-- WHAT THIS TASK INVOLVES --
Write out the records below word for word, please.

-- INFORMATION GIVEN --
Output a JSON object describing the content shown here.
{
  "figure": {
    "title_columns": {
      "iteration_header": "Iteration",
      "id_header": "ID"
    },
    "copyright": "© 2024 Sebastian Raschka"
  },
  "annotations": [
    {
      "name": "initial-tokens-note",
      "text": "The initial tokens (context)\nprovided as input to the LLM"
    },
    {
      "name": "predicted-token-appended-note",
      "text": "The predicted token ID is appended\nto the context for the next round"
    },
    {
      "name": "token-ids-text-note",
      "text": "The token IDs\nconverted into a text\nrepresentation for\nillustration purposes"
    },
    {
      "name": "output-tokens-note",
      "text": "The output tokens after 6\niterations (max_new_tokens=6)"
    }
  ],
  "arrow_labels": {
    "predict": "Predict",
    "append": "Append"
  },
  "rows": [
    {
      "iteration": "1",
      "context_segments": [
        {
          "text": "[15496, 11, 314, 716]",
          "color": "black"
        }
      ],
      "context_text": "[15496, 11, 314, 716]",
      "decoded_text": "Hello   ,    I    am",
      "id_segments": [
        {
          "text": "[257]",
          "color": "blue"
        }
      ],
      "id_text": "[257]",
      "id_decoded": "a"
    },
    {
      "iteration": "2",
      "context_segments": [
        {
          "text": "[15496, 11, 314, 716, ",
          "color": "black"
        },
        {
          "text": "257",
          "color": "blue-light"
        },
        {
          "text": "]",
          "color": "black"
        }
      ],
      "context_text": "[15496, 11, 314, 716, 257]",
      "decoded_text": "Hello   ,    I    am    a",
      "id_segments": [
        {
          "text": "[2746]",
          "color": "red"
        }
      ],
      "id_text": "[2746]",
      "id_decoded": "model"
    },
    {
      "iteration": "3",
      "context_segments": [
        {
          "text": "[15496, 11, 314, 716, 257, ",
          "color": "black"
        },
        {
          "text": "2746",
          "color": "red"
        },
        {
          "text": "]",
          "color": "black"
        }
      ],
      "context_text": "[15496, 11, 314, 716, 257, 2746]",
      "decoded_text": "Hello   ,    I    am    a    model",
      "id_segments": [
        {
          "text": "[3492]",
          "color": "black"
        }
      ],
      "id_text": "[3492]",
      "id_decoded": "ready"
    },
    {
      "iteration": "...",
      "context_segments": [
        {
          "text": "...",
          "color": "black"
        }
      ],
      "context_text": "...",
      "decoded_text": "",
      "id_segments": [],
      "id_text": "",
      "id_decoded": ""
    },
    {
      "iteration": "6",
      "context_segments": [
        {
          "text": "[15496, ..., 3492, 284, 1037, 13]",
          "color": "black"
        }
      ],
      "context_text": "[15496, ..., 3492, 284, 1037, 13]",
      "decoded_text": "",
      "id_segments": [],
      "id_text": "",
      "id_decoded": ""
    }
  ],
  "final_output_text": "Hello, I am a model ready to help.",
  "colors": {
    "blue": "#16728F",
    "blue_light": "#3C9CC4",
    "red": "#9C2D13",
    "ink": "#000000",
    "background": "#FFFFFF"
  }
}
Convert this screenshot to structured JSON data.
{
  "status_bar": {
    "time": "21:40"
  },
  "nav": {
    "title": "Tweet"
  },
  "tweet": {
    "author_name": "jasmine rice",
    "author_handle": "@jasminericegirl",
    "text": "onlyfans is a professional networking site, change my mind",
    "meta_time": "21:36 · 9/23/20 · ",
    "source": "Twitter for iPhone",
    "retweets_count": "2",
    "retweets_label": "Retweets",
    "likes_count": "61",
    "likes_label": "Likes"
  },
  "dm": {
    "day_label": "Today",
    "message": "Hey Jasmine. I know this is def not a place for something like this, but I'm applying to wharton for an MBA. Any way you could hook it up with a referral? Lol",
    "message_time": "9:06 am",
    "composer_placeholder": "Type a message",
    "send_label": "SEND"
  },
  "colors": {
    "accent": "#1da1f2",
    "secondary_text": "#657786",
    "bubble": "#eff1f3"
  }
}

-- FINAL ANSWER --
Output a JSON object describing the content shown here.
{
  "figure": {
    "title_columns": {
      "iteration_header": "Iteration",
      "id_header": "ID"
    },
    "copyright": "© 2024 Sebastian Raschka"
  },
  "annotations": [
    {
      "name": "initial-tokens-note",
      "text": "The initial tokens (context)\nprovided as input to the LLM"
    },
    {
      "name": "predicted-token-appended-note",
      "text": "The predicted token ID is appended\nto the context for the next round"
    },
    {
      "name": "token-ids-text-note",
      "text": "The token IDs\nconverted into a text\nrepresentation for\nillustration purposes"
    },
    {
      "name": "output-tokens-note",
      "text": "The output tokens after 6\niterations (max_new_tokens=6)"
    }
  ],
  "arrow_labels": {
    "predict": "Predict",
    "append": "Append"
  },
  "rows": [
    {
      "iteration": "1",
      "context_segments": [
        {
          "text": "[15496, 11, 314, 716]",
          "color": "black"
        }
      ],
      "context_text": "[15496, 11, 314, 716]",
      "decoded_text": "Hello   ,    I    am",
      "id_segments": [
        {
          "text": "[257]",
          "color": "blue"
        }
      ],
      "id_text": "[257]",
      "id_decoded": "a"
    },
    {
      "iteration": "2",
      "context_segments": [
        {
          "text": "[15496, 11, 314, 716, ",
          "color": "black"
        },
        {
          "text": "257",
          "color": "blue-light"
        },
        {
          "text": "]",
          "color": "black"
        }
      ],
      "context_text": "[15496, 11, 314, 716, 257]",
      "decoded_text": "Hello   ,    I    am    a",
      "id_segments": [
        {
          "text": "[2746]",
          "color": "red"
        }
      ],
      "id_text": "[2746]",
      "id_decoded": "model"
    },
    {
      "iteration": "3",
      "context_segments": [
        {
          "text": "[15496, 11, 314, 716, 257, ",
          "color": "black"
        },
        {
          "text": "2746",
          "color": "red"
        },
        {
          "text": "]",
          "color": "black"
        }
      ],
      "context_text": "[15496, 11, 314, 716, 257, 2746]",
      "decoded_text": "Hello   ,    I    am    a    model",
      "id_segments": [
        {
          "text": "[3492]",
          "color": "black"
        }
      ],
      "id_text": "[3492]",
      "id_decoded": "ready"
    },
    {
      "iteration": "...",
      "context_segments": [
        {
          "text": "...",
          "color": "black"
        }
      ],
      "context_text": "...",
      "decoded_text": "",
      "id_segments": [],
      "id_text": "",
      "id_decoded": ""
    },
    {
      "iteration": "6",
      "context_segments": [
        {
          "text": "[15496, ..., 3492, 284, 1037, 13]",
          "color": "black"
        }
      ],
      "context_text": "[15496, ..., 3492, 284, 1037, 13]",
      "decoded_text": "",
      "id_segments": [],
      "id_text": "",
      "id_decoded": ""
    }
  ],
  "final_output_text": "Hello, I am a model ready to help.",
  "colors": {
    "blue": "#16728F",
    "blue_light": "#3C9CC4",
    "red": "#9C2D13",
    "ink": "#000000",
    "background": "#FFFFFF"
  }
}
Convert this screenshot to structured JSON data.
{
  "status_bar": {
    "time": "21:40"
  },
  "nav": {
    "title": "Tweet"
  },
  "tweet": {
    "author_name": "jasmine rice",
    "author_handle": "@jasminericegirl",
    "text": "onlyfans is a professional networking site, change my mind",
    "meta_time": "21:36 · 9/23/20 · ",
    "source": "Twitter for iPhone",
    "retweets_count": "2",
    "retweets_label": "Retweets",
    "likes_count": "61",
    "likes_label": "Likes"
  },
  "dm": {
    "day_label": "Today",
    "message": "Hey Jasmine. I know this is def not a place for something like this, but I'm applying to wharton for an MBA. Any way you could hook it up with a referral? Lol",
    "message_time": "9:06 am",
    "composer_placeholder": "Type a message",
    "send_label": "SEND"
  },
  "colors": {
    "accent": "#1da1f2",
    "secondary_text": "#657786",
    "bubble": "#eff1f3"
  }
}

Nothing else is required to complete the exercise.